-- BEGIN --
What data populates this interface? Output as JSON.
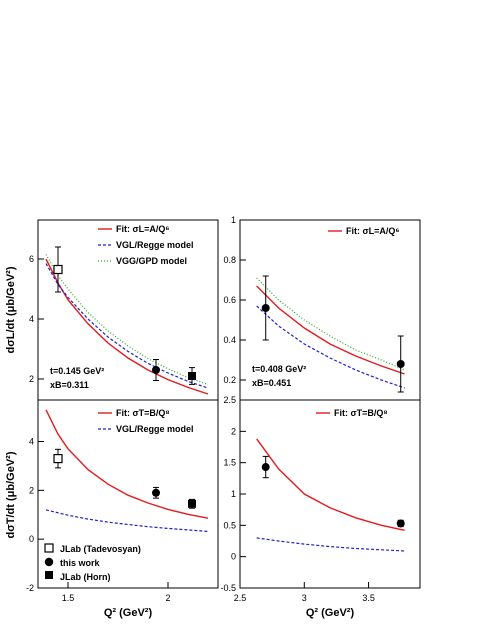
{
  "colors": {
    "fit": "#e41a1c",
    "vgl": "#1f1fd0",
    "vgg": "#22aa22",
    "frame": "#000000"
  },
  "labels": {
    "ylabel_top": "dσL/dt (μb/GeV²)",
    "ylabel_bottom": "dσT/dt (μb/GeV²)",
    "xlabel_left": "Q² (GeV²)",
    "xlabel_right": "Q² (GeV²)"
  },
  "legends": {
    "tl": [
      "Fit: σL=A/Q⁶",
      "VGL/Regge model",
      "VGG/GPD model"
    ],
    "tr": [
      "Fit: σL=A/Q⁶"
    ],
    "bl": [
      "Fit: σT=B/Q⁸",
      "VGL/Regge model"
    ],
    "br": [
      "Fit: σT=B/Q⁸"
    ],
    "markers": [
      "JLab (Tadevosyan)",
      "this work",
      "JLab (Horn)"
    ]
  },
  "annotations": {
    "tl_t": "t=0.145 GeV²",
    "tl_x": "xB=0.311",
    "tr_t": "t=0.408 GeV²",
    "tr_x": "xB=0.451"
  },
  "chart_data": [
    {
      "type": "line",
      "panel": "top-left",
      "ylabel": "dσL/dt (μb/GeV²)",
      "xlim": [
        1.35,
        2.25
      ],
      "ylim": [
        1.3,
        7.3
      ],
      "xticks": [],
      "yticks": [
        2,
        4,
        6
      ],
      "legend": "top-right",
      "series": [
        {
          "name": "Fit: σL=A/Q⁶",
          "style": "solid",
          "color": "fit",
          "x": [
            1.39,
            1.45,
            1.5,
            1.6,
            1.7,
            1.8,
            1.9,
            2.0,
            2.1,
            2.2
          ],
          "y": [
            6.0,
            5.2,
            4.64,
            3.84,
            3.2,
            2.7,
            2.3,
            1.98,
            1.72,
            1.5
          ]
        },
        {
          "name": "VGL/Regge model",
          "style": "dashed",
          "color": "vgl",
          "x": [
            1.39,
            1.45,
            1.5,
            1.6,
            1.7,
            1.8,
            1.9,
            2.0,
            2.1,
            2.2
          ],
          "y": [
            5.85,
            5.15,
            4.72,
            4.0,
            3.4,
            2.92,
            2.52,
            2.2,
            1.92,
            1.7
          ]
        },
        {
          "name": "VGG/GPD model",
          "style": "dotted",
          "color": "vgg",
          "x": [
            1.39,
            1.45,
            1.5,
            1.6,
            1.7,
            1.8,
            1.9,
            2.0,
            2.1,
            2.2
          ],
          "y": [
            6.15,
            5.45,
            5.0,
            4.22,
            3.6,
            3.1,
            2.68,
            2.34,
            2.05,
            1.82
          ]
        }
      ],
      "points": [
        {
          "marker": "open-square",
          "x": 1.45,
          "y": 5.65,
          "err": 0.75
        },
        {
          "marker": "circle",
          "x": 1.94,
          "y": 2.3,
          "err": 0.35
        },
        {
          "marker": "square",
          "x": 2.12,
          "y": 2.1,
          "err": 0.28
        }
      ]
    },
    {
      "type": "line",
      "panel": "top-right",
      "xlim": [
        2.5,
        3.9
      ],
      "ylim": [
        0.1,
        1.0
      ],
      "xticks": [],
      "yticks": [
        0.2,
        0.4,
        0.6,
        0.8,
        1
      ],
      "legend": "top-right",
      "series": [
        {
          "name": "Fit: σL=A/Q⁶",
          "style": "solid",
          "color": "fit",
          "x": [
            2.63,
            2.8,
            3.0,
            3.2,
            3.4,
            3.6,
            3.78
          ],
          "y": [
            0.67,
            0.56,
            0.46,
            0.38,
            0.32,
            0.27,
            0.23
          ]
        },
        {
          "name": "",
          "style": "dashed",
          "color": "vgl",
          "x": [
            2.63,
            2.8,
            3.0,
            3.2,
            3.4,
            3.6,
            3.78
          ],
          "y": [
            0.57,
            0.47,
            0.38,
            0.31,
            0.25,
            0.2,
            0.16
          ]
        },
        {
          "name": "",
          "style": "dotted",
          "color": "vgg",
          "x": [
            2.63,
            2.8,
            3.0,
            3.2,
            3.4,
            3.6,
            3.78
          ],
          "y": [
            0.71,
            0.6,
            0.5,
            0.42,
            0.35,
            0.3,
            0.25
          ]
        }
      ],
      "points": [
        {
          "marker": "circle",
          "x": 2.7,
          "y": 0.56,
          "err": 0.16
        },
        {
          "marker": "circle",
          "x": 3.75,
          "y": 0.28,
          "err": 0.14
        }
      ]
    },
    {
      "type": "line",
      "panel": "bottom-left",
      "ylabel": "dσT/dt (μb/GeV²)",
      "xlabel": "Q² (GeV²)",
      "xlim": [
        1.35,
        2.25
      ],
      "ylim": [
        -2,
        5.7
      ],
      "xticks": [
        1.5,
        2
      ],
      "yticks": [
        -2,
        0,
        2,
        4
      ],
      "legend": "top-right",
      "series": [
        {
          "name": "Fit: σT=B/Q⁸",
          "style": "solid",
          "color": "fit",
          "x": [
            1.39,
            1.45,
            1.5,
            1.6,
            1.7,
            1.8,
            1.9,
            2.0,
            2.1,
            2.2
          ],
          "y": [
            5.3,
            4.3,
            3.7,
            2.85,
            2.25,
            1.8,
            1.48,
            1.22,
            1.02,
            0.86
          ]
        },
        {
          "name": "VGL/Regge model",
          "style": "dashed",
          "color": "vgl",
          "x": [
            1.39,
            1.5,
            1.6,
            1.7,
            1.8,
            1.9,
            2.0,
            2.1,
            2.2
          ],
          "y": [
            1.2,
            0.98,
            0.82,
            0.7,
            0.6,
            0.51,
            0.44,
            0.38,
            0.32
          ]
        }
      ],
      "points": [
        {
          "marker": "open-square",
          "x": 1.45,
          "y": 3.3,
          "err": 0.38
        },
        {
          "marker": "circle",
          "x": 1.94,
          "y": 1.9,
          "err": 0.22
        },
        {
          "marker": "square",
          "x": 2.12,
          "y": 1.45,
          "err": 0.18
        }
      ]
    },
    {
      "type": "line",
      "panel": "bottom-right",
      "xlabel": "Q² (GeV²)",
      "xlim": [
        2.5,
        3.9
      ],
      "ylim": [
        -0.5,
        2.5
      ],
      "xticks": [
        2.5,
        3,
        3.5
      ],
      "yticks": [
        -0.5,
        0,
        0.5,
        1,
        1.5,
        2,
        2.5
      ],
      "legend": "top-right",
      "series": [
        {
          "name": "Fit: σT=B/Q⁸",
          "style": "solid",
          "color": "fit",
          "x": [
            2.63,
            2.8,
            3.0,
            3.2,
            3.4,
            3.6,
            3.78
          ],
          "y": [
            1.88,
            1.4,
            1.0,
            0.78,
            0.62,
            0.5,
            0.42
          ]
        },
        {
          "name": "",
          "style": "dashed",
          "color": "vgl",
          "x": [
            2.63,
            2.8,
            3.0,
            3.2,
            3.4,
            3.6,
            3.78
          ],
          "y": [
            0.3,
            0.25,
            0.2,
            0.16,
            0.13,
            0.11,
            0.09
          ]
        }
      ],
      "points": [
        {
          "marker": "circle",
          "x": 2.7,
          "y": 1.43,
          "err": 0.17
        },
        {
          "marker": "circle",
          "x": 3.75,
          "y": 0.53,
          "err": 0.05
        }
      ]
    }
  ]
}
-- END --
Goal
Leave out the pictures and give the rest of the records again exactly.

Output
What data populates this interface? Output as JSON.
{
  "colors": {
    "fit": "#e41a1c",
    "vgl": "#1f1fd0",
    "vgg": "#22aa22",
    "frame": "#000000"
  },
  "labels": {
    "ylabel_top": "dσL/dt (μb/GeV²)",
    "ylabel_bottom": "dσT/dt (μb/GeV²)",
    "xlabel_left": "Q² (GeV²)",
    "xlabel_right": "Q² (GeV²)"
  },
  "legends": {
    "tl": [
      "Fit: σL=A/Q⁶",
      "VGL/Regge model",
      "VGG/GPD model"
    ],
    "tr": [
      "Fit: σL=A/Q⁶"
    ],
    "bl": [
      "Fit: σT=B/Q⁸",
      "VGL/Regge model"
    ],
    "br": [
      "Fit: σT=B/Q⁸"
    ],
    "markers": [
      "JLab (Tadevosyan)",
      "this work",
      "JLab (Horn)"
    ]
  },
  "annotations": {
    "tl_t": "t=0.145 GeV²",
    "tl_x": "xB=0.311",
    "tr_t": "t=0.408 GeV²",
    "tr_x": "xB=0.451"
  },
  "chart_data": [
    {
      "type": "line",
      "panel": "top-left",
      "ylabel": "dσL/dt (μb/GeV²)",
      "xlim": [
        1.35,
        2.25
      ],
      "ylim": [
        1.3,
        7.3
      ],
      "xticks": [],
      "yticks": [
        2,
        4,
        6
      ],
      "legend": "top-right",
      "series": [
        {
          "name": "Fit: σL=A/Q⁶",
          "style": "solid",
          "color": "fit",
          "x": [
            1.39,
            1.45,
            1.5,
            1.6,
            1.7,
            1.8,
            1.9,
            2.0,
            2.1,
            2.2
          ],
          "y": [
            6.0,
            5.2,
            4.64,
            3.84,
            3.2,
            2.7,
            2.3,
            1.98,
            1.72,
            1.5
          ]
        },
        {
          "name": "VGL/Regge model",
          "style": "dashed",
          "color": "vgl",
          "x": [
            1.39,
            1.45,
            1.5,
            1.6,
            1.7,
            1.8,
            1.9,
            2.0,
            2.1,
            2.2
          ],
          "y": [
            5.85,
            5.15,
            4.72,
            4.0,
            3.4,
            2.92,
            2.52,
            2.2,
            1.92,
            1.7
          ]
        },
        {
          "name": "VGG/GPD model",
          "style": "dotted",
          "color": "vgg",
          "x": [
            1.39,
            1.45,
            1.5,
            1.6,
            1.7,
            1.8,
            1.9,
            2.0,
            2.1,
            2.2
          ],
          "y": [
            6.15,
            5.45,
            5.0,
            4.22,
            3.6,
            3.1,
            2.68,
            2.34,
            2.05,
            1.82
          ]
        }
      ],
      "points": [
        {
          "marker": "open-square",
          "x": 1.45,
          "y": 5.65,
          "err": 0.75
        },
        {
          "marker": "circle",
          "x": 1.94,
          "y": 2.3,
          "err": 0.35
        },
        {
          "marker": "square",
          "x": 2.12,
          "y": 2.1,
          "err": 0.28
        }
      ]
    },
    {
      "type": "line",
      "panel": "top-right",
      "xlim": [
        2.5,
        3.9
      ],
      "ylim": [
        0.1,
        1.0
      ],
      "xticks": [],
      "yticks": [
        0.2,
        0.4,
        0.6,
        0.8,
        1
      ],
      "legend": "top-right",
      "series": [
        {
          "name": "Fit: σL=A/Q⁶",
          "style": "solid",
          "color": "fit",
          "x": [
            2.63,
            2.8,
            3.0,
            3.2,
            3.4,
            3.6,
            3.78
          ],
          "y": [
            0.67,
            0.56,
            0.46,
            0.38,
            0.32,
            0.27,
            0.23
          ]
        },
        {
          "name": "",
          "style": "dashed",
          "color": "vgl",
          "x": [
            2.63,
            2.8,
            3.0,
            3.2,
            3.4,
            3.6,
            3.78
          ],
          "y": [
            0.57,
            0.47,
            0.38,
            0.31,
            0.25,
            0.2,
            0.16
          ]
        },
        {
          "name": "",
          "style": "dotted",
          "color": "vgg",
          "x": [
            2.63,
            2.8,
            3.0,
            3.2,
            3.4,
            3.6,
            3.78
          ],
          "y": [
            0.71,
            0.6,
            0.5,
            0.42,
            0.35,
            0.3,
            0.25
          ]
        }
      ],
      "points": [
        {
          "marker": "circle",
          "x": 2.7,
          "y": 0.56,
          "err": 0.16
        },
        {
          "marker": "circle",
          "x": 3.75,
          "y": 0.28,
          "err": 0.14
        }
      ]
    },
    {
      "type": "line",
      "panel": "bottom-left",
      "ylabel": "dσT/dt (μb/GeV²)",
      "xlabel": "Q² (GeV²)",
      "xlim": [
        1.35,
        2.25
      ],
      "ylim": [
        -2,
        5.7
      ],
      "xticks": [
        1.5,
        2
      ],
      "yticks": [
        -2,
        0,
        2,
        4
      ],
      "legend": "top-right",
      "series": [
        {
          "name": "Fit: σT=B/Q⁸",
          "style": "solid",
          "color": "fit",
          "x": [
            1.39,
            1.45,
            1.5,
            1.6,
            1.7,
            1.8,
            1.9,
            2.0,
            2.1,
            2.2
          ],
          "y": [
            5.3,
            4.3,
            3.7,
            2.85,
            2.25,
            1.8,
            1.48,
            1.22,
            1.02,
            0.86
          ]
        },
        {
          "name": "VGL/Regge model",
          "style": "dashed",
          "color": "vgl",
          "x": [
            1.39,
            1.5,
            1.6,
            1.7,
            1.8,
            1.9,
            2.0,
            2.1,
            2.2
          ],
          "y": [
            1.2,
            0.98,
            0.82,
            0.7,
            0.6,
            0.51,
            0.44,
            0.38,
            0.32
          ]
        }
      ],
      "points": [
        {
          "marker": "open-square",
          "x": 1.45,
          "y": 3.3,
          "err": 0.38
        },
        {
          "marker": "circle",
          "x": 1.94,
          "y": 1.9,
          "err": 0.22
        },
        {
          "marker": "square",
          "x": 2.12,
          "y": 1.45,
          "err": 0.18
        }
      ]
    },
    {
      "type": "line",
      "panel": "bottom-right",
      "xlabel": "Q² (GeV²)",
      "xlim": [
        2.5,
        3.9
      ],
      "ylim": [
        -0.5,
        2.5
      ],
      "xticks": [
        2.5,
        3,
        3.5
      ],
      "yticks": [
        -0.5,
        0,
        0.5,
        1,
        1.5,
        2,
        2.5
      ],
      "legend": "top-right",
      "series": [
        {
          "name": "Fit: σT=B/Q⁸",
          "style": "solid",
          "color": "fit",
          "x": [
            2.63,
            2.8,
            3.0,
            3.2,
            3.4,
            3.6,
            3.78
          ],
          "y": [
            1.88,
            1.4,
            1.0,
            0.78,
            0.62,
            0.5,
            0.42
          ]
        },
        {
          "name": "",
          "style": "dashed",
          "color": "vgl",
          "x": [
            2.63,
            2.8,
            3.0,
            3.2,
            3.4,
            3.6,
            3.78
          ],
          "y": [
            0.3,
            0.25,
            0.2,
            0.16,
            0.13,
            0.11,
            0.09
          ]
        }
      ],
      "points": [
        {
          "marker": "circle",
          "x": 2.7,
          "y": 1.43,
          "err": 0.17
        },
        {
          "marker": "circle",
          "x": 3.75,
          "y": 0.53,
          "err": 0.05
        }
      ]
    }
  ]
}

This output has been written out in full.